▶ **TASK GOAL**:
Which lines hold the word "ffffff"? Copy each of them from the material.

▶ **Structured figure records**:
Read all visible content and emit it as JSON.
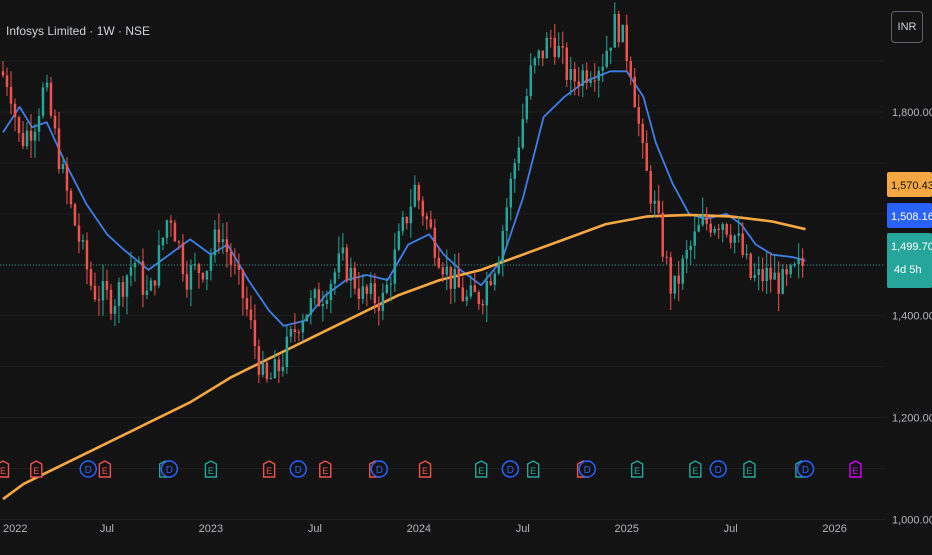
{
  "header": {
    "title": "Infosys Limited · 1W · NSE",
    "currency": "INR"
  },
  "colors": {
    "background": "#131313",
    "up": "#26a69a",
    "down": "#ef5350",
    "sma_fast": "#3d7ee8",
    "sma_slow": "#f5a742",
    "price_line": "#26a69a",
    "earnings": "#ef5350",
    "dividend": "#2962ff",
    "split": "#26a69a",
    "future_event": "#d500f9"
  },
  "price_labels": [
    {
      "text": "1,570.43",
      "value": 1570.43,
      "color": "#f5a742",
      "text_color": "#131313"
    },
    {
      "text": "1,508.16",
      "value": 1508.16,
      "color": "#2962ff",
      "text_color": "#ffffff"
    },
    {
      "text": "1,499.70",
      "value": 1499.7,
      "color": "#26a69a",
      "text_color": "#ffffff",
      "sub": "4d 5h"
    }
  ],
  "chart_data": {
    "type": "candlestick",
    "title": "Infosys Limited · 1W · NSE",
    "yticks": [
      {
        "value": 1000,
        "label": "1,000.00"
      },
      {
        "value": 1200,
        "label": "1,200.00"
      },
      {
        "value": 1400,
        "label": "1,400.00"
      },
      {
        "value": 1800,
        "label": "1,800.00"
      }
    ],
    "ylim": [
      940,
      2020
    ],
    "xlim": [
      2022.0,
      2026.17
    ],
    "xticks": [
      {
        "value": 2022.0,
        "label": "2022"
      },
      {
        "value": 2022.5,
        "label": "Jul"
      },
      {
        "value": 2023.0,
        "label": "2023"
      },
      {
        "value": 2023.5,
        "label": "Jul"
      },
      {
        "value": 2024.0,
        "label": "2024"
      },
      {
        "value": 2024.5,
        "label": "Jul"
      },
      {
        "value": 2025.0,
        "label": "2025"
      },
      {
        "value": 2025.5,
        "label": "Jul"
      },
      {
        "value": 2026.0,
        "label": "2026"
      }
    ],
    "price_anchors": [
      [
        2022.0,
        1880
      ],
      [
        2022.05,
        1860
      ],
      [
        2022.1,
        1740
      ],
      [
        2022.17,
        1780
      ],
      [
        2022.22,
        1850
      ],
      [
        2022.32,
        1650
      ],
      [
        2022.45,
        1450
      ],
      [
        2022.55,
        1430
      ],
      [
        2022.65,
        1510
      ],
      [
        2022.72,
        1430
      ],
      [
        2022.82,
        1610
      ],
      [
        2022.9,
        1480
      ],
      [
        2023.0,
        1500
      ],
      [
        2023.06,
        1570
      ],
      [
        2023.18,
        1430
      ],
      [
        2023.28,
        1260
      ],
      [
        2023.35,
        1300
      ],
      [
        2023.45,
        1400
      ],
      [
        2023.55,
        1440
      ],
      [
        2023.65,
        1510
      ],
      [
        2023.75,
        1440
      ],
      [
        2023.85,
        1430
      ],
      [
        2023.92,
        1540
      ],
      [
        2024.0,
        1650
      ],
      [
        2024.08,
        1560
      ],
      [
        2024.16,
        1480
      ],
      [
        2024.25,
        1430
      ],
      [
        2024.32,
        1440
      ],
      [
        2024.4,
        1520
      ],
      [
        2024.48,
        1700
      ],
      [
        2024.56,
        1880
      ],
      [
        2024.66,
        1950
      ],
      [
        2024.75,
        1860
      ],
      [
        2024.82,
        1880
      ],
      [
        2024.9,
        1900
      ],
      [
        2024.97,
        1980
      ],
      [
        2025.04,
        1890
      ],
      [
        2025.1,
        1700
      ],
      [
        2025.16,
        1600
      ],
      [
        2025.24,
        1440
      ],
      [
        2025.3,
        1510
      ],
      [
        2025.38,
        1580
      ],
      [
        2025.48,
        1590
      ],
      [
        2025.55,
        1550
      ],
      [
        2025.62,
        1470
      ],
      [
        2025.7,
        1480
      ],
      [
        2025.78,
        1460
      ],
      [
        2025.86,
        1500
      ]
    ],
    "series": [
      {
        "name": "SMA fast",
        "color": "#3d7ee8",
        "points": [
          [
            2022.0,
            1760
          ],
          [
            2022.08,
            1810
          ],
          [
            2022.14,
            1770
          ],
          [
            2022.21,
            1780
          ],
          [
            2022.3,
            1700
          ],
          [
            2022.4,
            1620
          ],
          [
            2022.5,
            1560
          ],
          [
            2022.58,
            1530
          ],
          [
            2022.7,
            1490
          ],
          [
            2022.8,
            1520
          ],
          [
            2022.9,
            1550
          ],
          [
            2023.0,
            1520
          ],
          [
            2023.08,
            1540
          ],
          [
            2023.18,
            1470
          ],
          [
            2023.28,
            1410
          ],
          [
            2023.35,
            1380
          ],
          [
            2023.45,
            1390
          ],
          [
            2023.55,
            1440
          ],
          [
            2023.65,
            1470
          ],
          [
            2023.75,
            1480
          ],
          [
            2023.85,
            1470
          ],
          [
            2023.95,
            1540
          ],
          [
            2024.05,
            1560
          ],
          [
            2024.12,
            1520
          ],
          [
            2024.2,
            1490
          ],
          [
            2024.3,
            1460
          ],
          [
            2024.4,
            1510
          ],
          [
            2024.5,
            1630
          ],
          [
            2024.6,
            1790
          ],
          [
            2024.7,
            1830
          ],
          [
            2024.8,
            1860
          ],
          [
            2024.92,
            1880
          ],
          [
            2025.0,
            1880
          ],
          [
            2025.08,
            1830
          ],
          [
            2025.14,
            1740
          ],
          [
            2025.22,
            1660
          ],
          [
            2025.3,
            1600
          ],
          [
            2025.38,
            1590
          ],
          [
            2025.48,
            1600
          ],
          [
            2025.55,
            1580
          ],
          [
            2025.62,
            1540
          ],
          [
            2025.7,
            1520
          ],
          [
            2025.8,
            1515
          ],
          [
            2025.86,
            1508
          ]
        ]
      },
      {
        "name": "SMA slow",
        "color": "#f5a742",
        "points": [
          [
            2022.0,
            1040
          ],
          [
            2022.1,
            1070
          ],
          [
            2022.3,
            1110
          ],
          [
            2022.5,
            1150
          ],
          [
            2022.7,
            1190
          ],
          [
            2022.9,
            1230
          ],
          [
            2023.1,
            1280
          ],
          [
            2023.3,
            1320
          ],
          [
            2023.5,
            1360
          ],
          [
            2023.7,
            1400
          ],
          [
            2023.9,
            1440
          ],
          [
            2024.1,
            1470
          ],
          [
            2024.3,
            1490
          ],
          [
            2024.5,
            1520
          ],
          [
            2024.7,
            1550
          ],
          [
            2024.9,
            1580
          ],
          [
            2025.1,
            1595
          ],
          [
            2025.3,
            1598
          ],
          [
            2025.5,
            1595
          ],
          [
            2025.7,
            1585
          ],
          [
            2025.86,
            1570
          ]
        ]
      }
    ],
    "events": [
      {
        "x": 2022.0,
        "label": "E",
        "kind": "earnings"
      },
      {
        "x": 2022.16,
        "label": "E",
        "kind": "earnings"
      },
      {
        "x": 2022.41,
        "label": "D",
        "kind": "dividend"
      },
      {
        "x": 2022.49,
        "label": "E",
        "kind": "earnings"
      },
      {
        "x": 2022.78,
        "label": "E",
        "kind": "split"
      },
      {
        "x": 2022.8,
        "label": "D",
        "kind": "dividend"
      },
      {
        "x": 2023.0,
        "label": "E",
        "kind": "split"
      },
      {
        "x": 2023.28,
        "label": "E",
        "kind": "earnings"
      },
      {
        "x": 2023.42,
        "label": "D",
        "kind": "dividend"
      },
      {
        "x": 2023.55,
        "label": "E",
        "kind": "earnings"
      },
      {
        "x": 2023.79,
        "label": "E",
        "kind": "earnings"
      },
      {
        "x": 2023.81,
        "label": "D",
        "kind": "dividend"
      },
      {
        "x": 2024.03,
        "label": "E",
        "kind": "earnings"
      },
      {
        "x": 2024.3,
        "label": "E",
        "kind": "split"
      },
      {
        "x": 2024.44,
        "label": "D",
        "kind": "dividend"
      },
      {
        "x": 2024.55,
        "label": "E",
        "kind": "split"
      },
      {
        "x": 2024.79,
        "label": "E",
        "kind": "earnings"
      },
      {
        "x": 2024.81,
        "label": "D",
        "kind": "dividend"
      },
      {
        "x": 2025.05,
        "label": "E",
        "kind": "split"
      },
      {
        "x": 2025.33,
        "label": "E",
        "kind": "split"
      },
      {
        "x": 2025.44,
        "label": "D",
        "kind": "dividend"
      },
      {
        "x": 2025.59,
        "label": "E",
        "kind": "split"
      },
      {
        "x": 2025.84,
        "label": "E",
        "kind": "split"
      },
      {
        "x": 2025.86,
        "label": "D",
        "kind": "dividend"
      },
      {
        "x": 2026.1,
        "label": "E",
        "kind": "future"
      }
    ]
  }
}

▶ **EXPECTED ANSWER**:
      "text_color": "#ffffff"
      "text_color": "#ffffff",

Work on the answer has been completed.